:: DATA EXCERPTS ::

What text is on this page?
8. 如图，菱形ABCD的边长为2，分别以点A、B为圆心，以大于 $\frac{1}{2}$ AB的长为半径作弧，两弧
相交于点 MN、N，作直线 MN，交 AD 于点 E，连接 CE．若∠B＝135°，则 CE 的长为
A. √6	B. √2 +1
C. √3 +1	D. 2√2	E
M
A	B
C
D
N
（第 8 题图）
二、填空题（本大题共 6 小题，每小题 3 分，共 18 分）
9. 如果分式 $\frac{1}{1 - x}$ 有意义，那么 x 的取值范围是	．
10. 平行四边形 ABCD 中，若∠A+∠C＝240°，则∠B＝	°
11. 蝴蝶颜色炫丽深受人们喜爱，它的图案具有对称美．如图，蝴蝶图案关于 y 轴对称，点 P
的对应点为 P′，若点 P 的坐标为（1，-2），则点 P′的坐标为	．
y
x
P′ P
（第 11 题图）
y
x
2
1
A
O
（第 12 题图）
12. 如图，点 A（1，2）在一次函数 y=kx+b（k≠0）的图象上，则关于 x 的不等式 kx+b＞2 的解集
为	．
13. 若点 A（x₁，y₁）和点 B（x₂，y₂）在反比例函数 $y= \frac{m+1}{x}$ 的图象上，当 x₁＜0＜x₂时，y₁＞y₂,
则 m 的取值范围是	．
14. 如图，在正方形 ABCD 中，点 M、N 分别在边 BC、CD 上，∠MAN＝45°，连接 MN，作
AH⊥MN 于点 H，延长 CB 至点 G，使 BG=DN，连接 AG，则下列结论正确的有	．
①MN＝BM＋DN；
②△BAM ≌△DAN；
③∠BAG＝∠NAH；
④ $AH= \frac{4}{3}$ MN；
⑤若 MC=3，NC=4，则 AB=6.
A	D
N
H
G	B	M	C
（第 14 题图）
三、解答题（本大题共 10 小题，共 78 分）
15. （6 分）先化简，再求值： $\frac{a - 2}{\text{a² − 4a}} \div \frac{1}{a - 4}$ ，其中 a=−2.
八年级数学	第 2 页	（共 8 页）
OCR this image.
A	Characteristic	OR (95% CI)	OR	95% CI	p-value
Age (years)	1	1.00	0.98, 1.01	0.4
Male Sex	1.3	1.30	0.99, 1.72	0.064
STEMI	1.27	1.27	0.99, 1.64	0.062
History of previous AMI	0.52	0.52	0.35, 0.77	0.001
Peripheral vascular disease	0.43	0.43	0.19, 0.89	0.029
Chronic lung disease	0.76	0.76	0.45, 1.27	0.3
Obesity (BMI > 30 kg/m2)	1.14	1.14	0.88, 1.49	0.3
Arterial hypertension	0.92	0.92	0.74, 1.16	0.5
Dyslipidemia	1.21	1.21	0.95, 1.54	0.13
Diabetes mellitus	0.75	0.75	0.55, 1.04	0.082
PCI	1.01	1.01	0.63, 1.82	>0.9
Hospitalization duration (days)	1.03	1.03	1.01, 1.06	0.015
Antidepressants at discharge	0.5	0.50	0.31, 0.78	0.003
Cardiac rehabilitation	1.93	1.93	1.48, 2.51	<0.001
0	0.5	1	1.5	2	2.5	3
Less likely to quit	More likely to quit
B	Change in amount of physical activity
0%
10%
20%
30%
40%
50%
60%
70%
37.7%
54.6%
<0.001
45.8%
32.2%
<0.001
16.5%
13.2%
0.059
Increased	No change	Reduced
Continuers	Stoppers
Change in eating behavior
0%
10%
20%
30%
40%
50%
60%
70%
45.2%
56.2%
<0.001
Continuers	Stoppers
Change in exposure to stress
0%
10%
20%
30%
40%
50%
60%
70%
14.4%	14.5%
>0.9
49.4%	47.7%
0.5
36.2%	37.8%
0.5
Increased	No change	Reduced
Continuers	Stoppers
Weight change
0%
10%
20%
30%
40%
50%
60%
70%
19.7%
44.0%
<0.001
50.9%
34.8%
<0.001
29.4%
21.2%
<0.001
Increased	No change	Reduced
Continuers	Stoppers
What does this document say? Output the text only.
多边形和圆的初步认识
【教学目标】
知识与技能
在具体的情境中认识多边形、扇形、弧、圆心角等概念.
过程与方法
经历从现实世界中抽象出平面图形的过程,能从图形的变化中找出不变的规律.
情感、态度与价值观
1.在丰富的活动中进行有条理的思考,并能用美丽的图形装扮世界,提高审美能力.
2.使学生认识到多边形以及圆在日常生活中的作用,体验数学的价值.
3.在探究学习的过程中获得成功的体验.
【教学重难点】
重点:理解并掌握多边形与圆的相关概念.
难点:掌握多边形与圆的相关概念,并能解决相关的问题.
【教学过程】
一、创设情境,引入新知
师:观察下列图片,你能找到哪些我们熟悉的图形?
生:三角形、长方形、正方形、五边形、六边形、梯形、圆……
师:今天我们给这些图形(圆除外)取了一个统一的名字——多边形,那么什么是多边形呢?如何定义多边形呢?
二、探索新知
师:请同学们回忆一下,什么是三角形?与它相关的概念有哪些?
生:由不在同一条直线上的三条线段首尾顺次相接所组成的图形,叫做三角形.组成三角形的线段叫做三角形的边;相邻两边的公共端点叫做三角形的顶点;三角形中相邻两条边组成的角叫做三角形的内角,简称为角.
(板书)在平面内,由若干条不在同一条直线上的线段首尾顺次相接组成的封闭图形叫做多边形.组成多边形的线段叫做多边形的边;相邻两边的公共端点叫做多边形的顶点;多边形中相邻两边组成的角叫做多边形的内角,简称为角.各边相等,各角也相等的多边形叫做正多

:::

EXERCISE DIRECTIONS => How many lines in the records above contain the word "简称为角"? Reply with the number alone.

SOLUTION => 2